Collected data
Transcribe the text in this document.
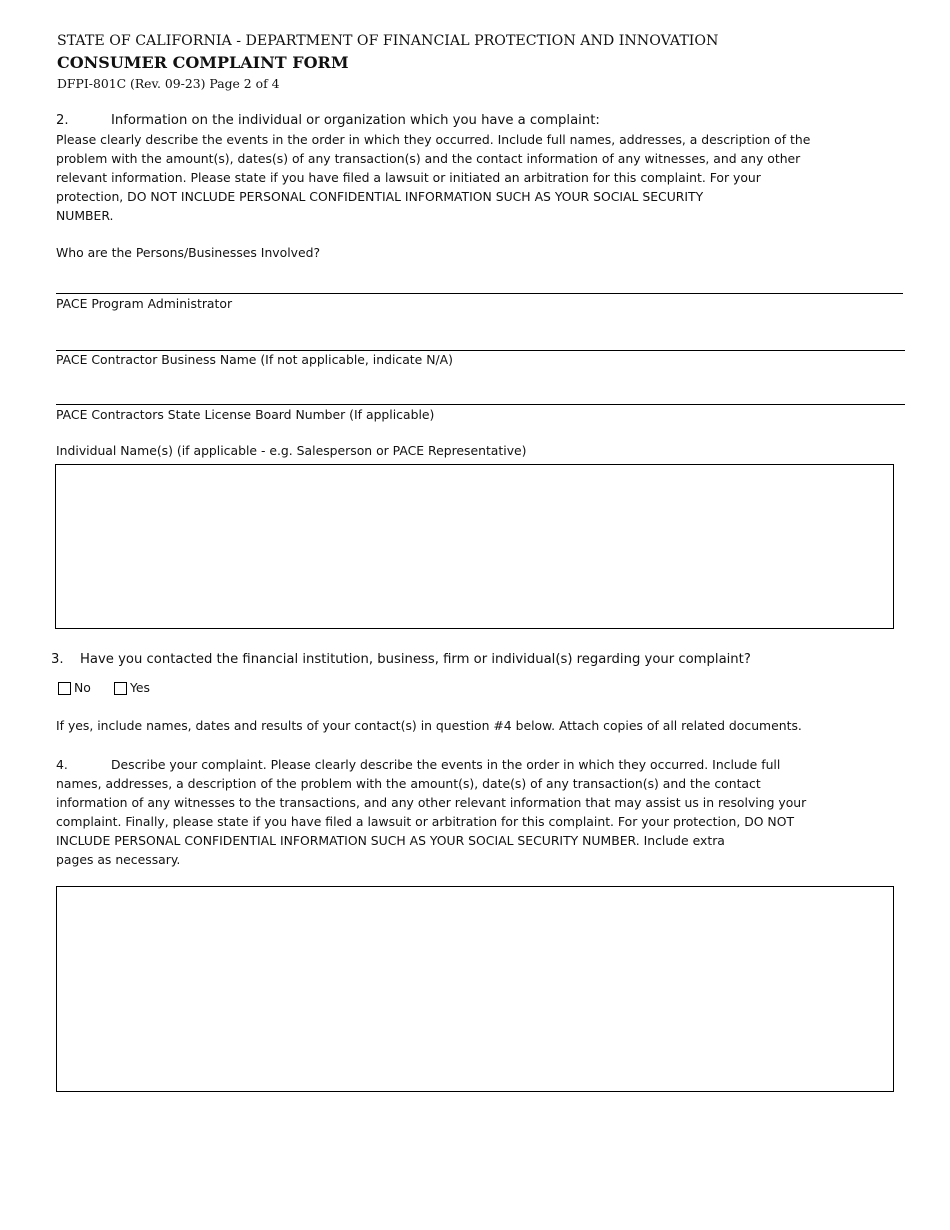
STATE OF CALIFORNIA - DEPARTMENT OF FINANCIAL PROTECTION AND INNOVATION
CONSUMER COMPLAINT FORM
DFPI-801C (Rev. 09-23) Page 2 of 4
2.	Information on the individual or organization which you have a complaint:
Please clearly describe the events in the order in which they occurred. Include full names, addresses, a description of the
problem with the amount(s), dates(s) of any transaction(s) and the contact information of any witnesses, and any other
relevant information. Please state if you have filed a lawsuit or initiated an arbitration for this complaint. For your
protection, DO NOT INCLUDE PERSONAL CONFIDENTIAL INFORMATION SUCH AS YOUR SOCIAL SECURITY
NUMBER.
Who are the Persons/Businesses Involved?
PACE Program Administrator
PACE Contractor Business Name (If not applicable, indicate N/A)
PACE Contractors State License Board Number (If applicable)
Individual Name(s) (if applicable - e.g. Salesperson or PACE Representative)
3. Have you contacted the financial institution, business, firm or individual(s) regarding your complaint?
No	Yes
If yes, include names, dates and results of your contact(s) in question #4 below. Attach copies of all related documents.
4.	Describe your complaint. Please clearly describe the events in the order in which they occurred. Include full
names, addresses, a description of the problem with the amount(s), date(s) of any transaction(s) and the contact
information of any witnesses to the transactions, and any other relevant information that may assist us in resolving your
complaint. Finally, please state if you have filed a lawsuit or arbitration for this complaint. For your protection, DO NOT
INCLUDE PERSONAL CONFIDENTIAL INFORMATION SUCH AS YOUR SOCIAL SECURITY NUMBER. Include extra
pages as necessary.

▶ **STATED PROBLEM**
Repeat all of the records verbatim, leaving out the pictures.

▶ **WORKED SOLUTION**
Transcribe the text in this document.
STATE OF CALIFORNIA - DEPARTMENT OF FINANCIAL PROTECTION AND INNOVATION
CONSUMER COMPLAINT FORM
DFPI-801C (Rev. 09-23) Page 2 of 4
2.	Information on the individual or organization which you have a complaint:
Please clearly describe the events in the order in which they occurred. Include full names, addresses, a description of the
problem with the amount(s), dates(s) of any transaction(s) and the contact information of any witnesses, and any other
relevant information. Please state if you have filed a lawsuit or initiated an arbitration for this complaint. For your
protection, DO NOT INCLUDE PERSONAL CONFIDENTIAL INFORMATION SUCH AS YOUR SOCIAL SECURITY
NUMBER.
Who are the Persons/Businesses Involved?
PACE Program Administrator
PACE Contractor Business Name (If not applicable, indicate N/A)
PACE Contractors State License Board Number (If applicable)
Individual Name(s) (if applicable - e.g. Salesperson or PACE Representative)
3. Have you contacted the financial institution, business, firm or individual(s) regarding your complaint?
No	Yes
If yes, include names, dates and results of your contact(s) in question #4 below. Attach copies of all related documents.
4.	Describe your complaint. Please clearly describe the events in the order in which they occurred. Include full
names, addresses, a description of the problem with the amount(s), date(s) of any transaction(s) and the contact
information of any witnesses to the transactions, and any other relevant information that may assist us in resolving your
complaint. Finally, please state if you have filed a lawsuit or arbitration for this complaint. For your protection, DO NOT
INCLUDE PERSONAL CONFIDENTIAL INFORMATION SUCH AS YOUR SOCIAL SECURITY NUMBER. Include extra
pages as necessary.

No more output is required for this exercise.